[Dataset records]
--- Begin ---
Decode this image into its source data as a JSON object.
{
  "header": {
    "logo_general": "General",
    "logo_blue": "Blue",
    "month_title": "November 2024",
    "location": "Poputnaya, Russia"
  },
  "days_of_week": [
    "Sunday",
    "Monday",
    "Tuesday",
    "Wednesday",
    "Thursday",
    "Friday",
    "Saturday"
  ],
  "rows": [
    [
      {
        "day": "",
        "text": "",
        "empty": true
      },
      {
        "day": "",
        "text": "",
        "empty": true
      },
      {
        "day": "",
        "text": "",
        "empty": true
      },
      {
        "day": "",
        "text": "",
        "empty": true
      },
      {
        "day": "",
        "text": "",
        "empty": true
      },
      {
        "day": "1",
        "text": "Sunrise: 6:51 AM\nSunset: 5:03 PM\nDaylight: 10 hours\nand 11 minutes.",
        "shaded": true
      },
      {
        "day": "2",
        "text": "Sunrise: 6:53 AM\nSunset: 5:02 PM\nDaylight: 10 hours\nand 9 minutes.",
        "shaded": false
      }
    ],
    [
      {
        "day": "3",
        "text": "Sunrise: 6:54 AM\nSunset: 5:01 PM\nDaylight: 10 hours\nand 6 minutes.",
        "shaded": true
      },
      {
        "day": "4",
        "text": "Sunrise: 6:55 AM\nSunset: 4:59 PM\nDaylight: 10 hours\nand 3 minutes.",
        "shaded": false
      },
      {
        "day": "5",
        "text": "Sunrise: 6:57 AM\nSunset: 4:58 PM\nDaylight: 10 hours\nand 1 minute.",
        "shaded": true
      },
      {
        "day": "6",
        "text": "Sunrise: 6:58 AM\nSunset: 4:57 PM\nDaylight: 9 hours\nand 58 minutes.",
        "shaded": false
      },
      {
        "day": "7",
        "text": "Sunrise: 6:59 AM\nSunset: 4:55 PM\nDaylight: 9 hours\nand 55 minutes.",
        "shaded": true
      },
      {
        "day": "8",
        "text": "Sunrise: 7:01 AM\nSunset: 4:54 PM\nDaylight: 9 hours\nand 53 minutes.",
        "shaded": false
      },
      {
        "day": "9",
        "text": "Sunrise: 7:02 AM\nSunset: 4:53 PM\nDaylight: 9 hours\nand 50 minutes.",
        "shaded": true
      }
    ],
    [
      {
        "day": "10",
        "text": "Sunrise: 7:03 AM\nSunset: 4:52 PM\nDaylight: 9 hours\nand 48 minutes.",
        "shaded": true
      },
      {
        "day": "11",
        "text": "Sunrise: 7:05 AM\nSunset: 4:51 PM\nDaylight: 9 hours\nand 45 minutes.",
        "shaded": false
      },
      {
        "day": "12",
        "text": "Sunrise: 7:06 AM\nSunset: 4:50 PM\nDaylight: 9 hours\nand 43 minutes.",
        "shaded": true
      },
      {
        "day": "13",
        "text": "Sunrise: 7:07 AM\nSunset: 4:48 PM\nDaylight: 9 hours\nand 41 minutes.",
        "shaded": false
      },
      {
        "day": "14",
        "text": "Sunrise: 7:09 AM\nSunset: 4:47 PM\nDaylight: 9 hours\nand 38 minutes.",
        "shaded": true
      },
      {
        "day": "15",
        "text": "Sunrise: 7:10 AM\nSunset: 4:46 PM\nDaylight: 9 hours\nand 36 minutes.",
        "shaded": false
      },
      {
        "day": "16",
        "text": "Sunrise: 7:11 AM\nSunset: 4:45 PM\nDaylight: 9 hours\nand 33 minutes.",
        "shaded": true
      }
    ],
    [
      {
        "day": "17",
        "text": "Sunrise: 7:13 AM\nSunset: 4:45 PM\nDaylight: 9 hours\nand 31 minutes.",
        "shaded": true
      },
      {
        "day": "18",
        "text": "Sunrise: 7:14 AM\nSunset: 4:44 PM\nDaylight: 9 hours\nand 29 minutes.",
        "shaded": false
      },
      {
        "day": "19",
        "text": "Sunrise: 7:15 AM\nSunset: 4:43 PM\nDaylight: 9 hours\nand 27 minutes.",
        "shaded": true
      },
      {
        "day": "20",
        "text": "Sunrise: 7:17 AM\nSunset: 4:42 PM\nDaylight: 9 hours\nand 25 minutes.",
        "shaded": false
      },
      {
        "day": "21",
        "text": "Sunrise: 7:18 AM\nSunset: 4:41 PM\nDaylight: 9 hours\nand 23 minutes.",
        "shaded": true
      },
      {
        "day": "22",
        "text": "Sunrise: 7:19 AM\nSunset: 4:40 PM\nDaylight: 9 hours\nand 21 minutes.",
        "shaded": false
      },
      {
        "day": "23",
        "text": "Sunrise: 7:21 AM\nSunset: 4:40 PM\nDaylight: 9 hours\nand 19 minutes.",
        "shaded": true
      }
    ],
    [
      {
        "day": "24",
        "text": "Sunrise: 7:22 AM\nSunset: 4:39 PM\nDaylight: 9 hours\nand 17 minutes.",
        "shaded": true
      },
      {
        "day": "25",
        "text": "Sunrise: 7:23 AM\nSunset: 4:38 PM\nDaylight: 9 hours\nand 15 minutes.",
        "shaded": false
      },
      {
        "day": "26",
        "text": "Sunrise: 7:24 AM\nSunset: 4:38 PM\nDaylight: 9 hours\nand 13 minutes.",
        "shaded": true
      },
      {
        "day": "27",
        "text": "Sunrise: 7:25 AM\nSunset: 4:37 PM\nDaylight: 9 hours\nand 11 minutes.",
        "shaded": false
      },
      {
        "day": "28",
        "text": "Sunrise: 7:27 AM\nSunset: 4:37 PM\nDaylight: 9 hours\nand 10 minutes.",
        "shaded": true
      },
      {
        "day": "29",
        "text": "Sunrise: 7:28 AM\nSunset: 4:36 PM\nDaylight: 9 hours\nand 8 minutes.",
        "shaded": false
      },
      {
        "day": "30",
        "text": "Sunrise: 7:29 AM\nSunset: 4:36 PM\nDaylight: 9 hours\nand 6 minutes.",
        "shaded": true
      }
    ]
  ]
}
--- End ---
» Written instruction: Copy all data exactly, start to finish.

» Exercise output:
Decode this image into its source data as a JSON object.
{
  "header": {
    "logo_general": "General",
    "logo_blue": "Blue",
    "month_title": "November 2024",
    "location": "Poputnaya, Russia"
  },
  "days_of_week": [
    "Sunday",
    "Monday",
    "Tuesday",
    "Wednesday",
    "Thursday",
    "Friday",
    "Saturday"
  ],
  "rows": [
    [
      {
        "day": "",
        "text": "",
        "empty": true
      },
      {
        "day": "",
        "text": "",
        "empty": true
      },
      {
        "day": "",
        "text": "",
        "empty": true
      },
      {
        "day": "",
        "text": "",
        "empty": true
      },
      {
        "day": "",
        "text": "",
        "empty": true
      },
      {
        "day": "1",
        "text": "Sunrise: 6:51 AM\nSunset: 5:03 PM\nDaylight: 10 hours\nand 11 minutes.",
        "shaded": true
      },
      {
        "day": "2",
        "text": "Sunrise: 6:53 AM\nSunset: 5:02 PM\nDaylight: 10 hours\nand 9 minutes.",
        "shaded": false
      }
    ],
    [
      {
        "day": "3",
        "text": "Sunrise: 6:54 AM\nSunset: 5:01 PM\nDaylight: 10 hours\nand 6 minutes.",
        "shaded": true
      },
      {
        "day": "4",
        "text": "Sunrise: 6:55 AM\nSunset: 4:59 PM\nDaylight: 10 hours\nand 3 minutes.",
        "shaded": false
      },
      {
        "day": "5",
        "text": "Sunrise: 6:57 AM\nSunset: 4:58 PM\nDaylight: 10 hours\nand 1 minute.",
        "shaded": true
      },
      {
        "day": "6",
        "text": "Sunrise: 6:58 AM\nSunset: 4:57 PM\nDaylight: 9 hours\nand 58 minutes.",
        "shaded": false
      },
      {
        "day": "7",
        "text": "Sunrise: 6:59 AM\nSunset: 4:55 PM\nDaylight: 9 hours\nand 55 minutes.",
        "shaded": true
      },
      {
        "day": "8",
        "text": "Sunrise: 7:01 AM\nSunset: 4:54 PM\nDaylight: 9 hours\nand 53 minutes.",
        "shaded": false
      },
      {
        "day": "9",
        "text": "Sunrise: 7:02 AM\nSunset: 4:53 PM\nDaylight: 9 hours\nand 50 minutes.",
        "shaded": true
      }
    ],
    [
      {
        "day": "10",
        "text": "Sunrise: 7:03 AM\nSunset: 4:52 PM\nDaylight: 9 hours\nand 48 minutes.",
        "shaded": true
      },
      {
        "day": "11",
        "text": "Sunrise: 7:05 AM\nSunset: 4:51 PM\nDaylight: 9 hours\nand 45 minutes.",
        "shaded": false
      },
      {
        "day": "12",
        "text": "Sunrise: 7:06 AM\nSunset: 4:50 PM\nDaylight: 9 hours\nand 43 minutes.",
        "shaded": true
      },
      {
        "day": "13",
        "text": "Sunrise: 7:07 AM\nSunset: 4:48 PM\nDaylight: 9 hours\nand 41 minutes.",
        "shaded": false
      },
      {
        "day": "14",
        "text": "Sunrise: 7:09 AM\nSunset: 4:47 PM\nDaylight: 9 hours\nand 38 minutes.",
        "shaded": true
      },
      {
        "day": "15",
        "text": "Sunrise: 7:10 AM\nSunset: 4:46 PM\nDaylight: 9 hours\nand 36 minutes.",
        "shaded": false
      },
      {
        "day": "16",
        "text": "Sunrise: 7:11 AM\nSunset: 4:45 PM\nDaylight: 9 hours\nand 33 minutes.",
        "shaded": true
      }
    ],
    [
      {
        "day": "17",
        "text": "Sunrise: 7:13 AM\nSunset: 4:45 PM\nDaylight: 9 hours\nand 31 minutes.",
        "shaded": true
      },
      {
        "day": "18",
        "text": "Sunrise: 7:14 AM\nSunset: 4:44 PM\nDaylight: 9 hours\nand 29 minutes.",
        "shaded": false
      },
      {
        "day": "19",
        "text": "Sunrise: 7:15 AM\nSunset: 4:43 PM\nDaylight: 9 hours\nand 27 minutes.",
        "shaded": true
      },
      {
        "day": "20",
        "text": "Sunrise: 7:17 AM\nSunset: 4:42 PM\nDaylight: 9 hours\nand 25 minutes.",
        "shaded": false
      },
      {
        "day": "21",
        "text": "Sunrise: 7:18 AM\nSunset: 4:41 PM\nDaylight: 9 hours\nand 23 minutes.",
        "shaded": true
      },
      {
        "day": "22",
        "text": "Sunrise: 7:19 AM\nSunset: 4:40 PM\nDaylight: 9 hours\nand 21 minutes.",
        "shaded": false
      },
      {
        "day": "23",
        "text": "Sunrise: 7:21 AM\nSunset: 4:40 PM\nDaylight: 9 hours\nand 19 minutes.",
        "shaded": true
      }
    ],
    [
      {
        "day": "24",
        "text": "Sunrise: 7:22 AM\nSunset: 4:39 PM\nDaylight: 9 hours\nand 17 minutes.",
        "shaded": true
      },
      {
        "day": "25",
        "text": "Sunrise: 7:23 AM\nSunset: 4:38 PM\nDaylight: 9 hours\nand 15 minutes.",
        "shaded": false
      },
      {
        "day": "26",
        "text": "Sunrise: 7:24 AM\nSunset: 4:38 PM\nDaylight: 9 hours\nand 13 minutes.",
        "shaded": true
      },
      {
        "day": "27",
        "text": "Sunrise: 7:25 AM\nSunset: 4:37 PM\nDaylight: 9 hours\nand 11 minutes.",
        "shaded": false
      },
      {
        "day": "28",
        "text": "Sunrise: 7:27 AM\nSunset: 4:37 PM\nDaylight: 9 hours\nand 10 minutes.",
        "shaded": true
      },
      {
        "day": "29",
        "text": "Sunrise: 7:28 AM\nSunset: 4:36 PM\nDaylight: 9 hours\nand 8 minutes.",
        "shaded": false
      },
      {
        "day": "30",
        "text": "Sunrise: 7:29 AM\nSunset: 4:36 PM\nDaylight: 9 hours\nand 6 minutes.",
        "shaded": true
      }
    ]
  ]
}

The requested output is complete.